● Extracted material:
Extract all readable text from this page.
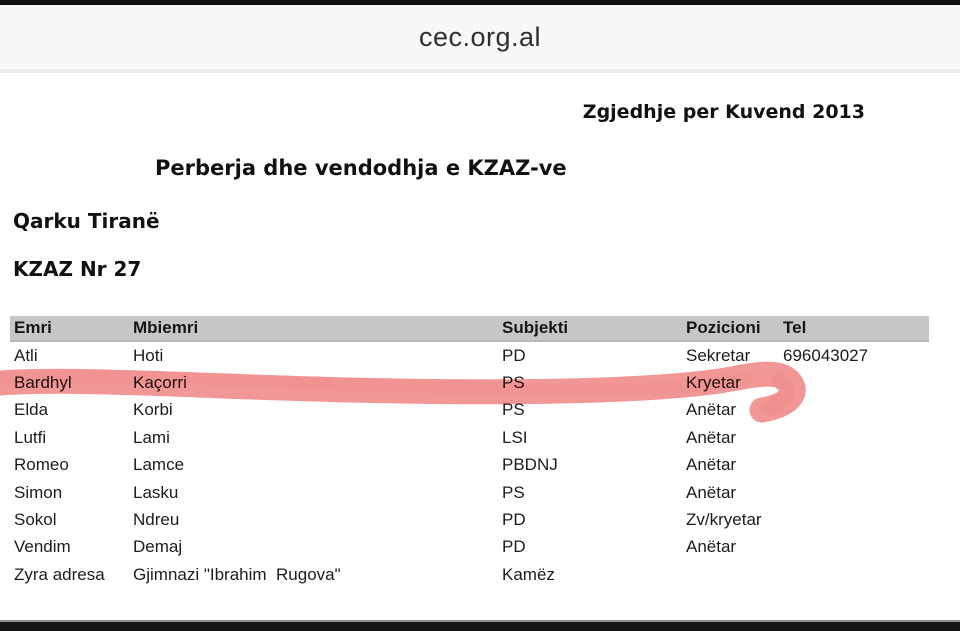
cec.org.al
Zgjedhje per Kuvend 2013
Perberja dhe vendodhja e KZAZ-ve
Qarku Tiranë
KZAZ Nr 27
Emri	Mbiemri	Subjekti	Pozicioni	Tel
Atli	Hoti	PD	Sekretar	696043027
Bardhyl	Kaçorri	PS	Kryetar
Elda	Korbi	PS	Anëtar
Lutfi	Lami	LSI	Anëtar
Romeo	Lamce	PBDNJ	Anëtar
Simon	Lasku	PS	Anëtar
Sokol	Ndreu	PD	Zv/kryetar
Vendim	Demaj	PD	Anëtar
Zyra adresa	Gjimnazi "Ibrahim  Rugova"	Kamëz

● What is asked: Search the listing for the word "KZAZ" and return each line that holds it.

● Completed exercise:
Perberja dhe vendodhja e KZAZ-ve
KZAZ Nr 27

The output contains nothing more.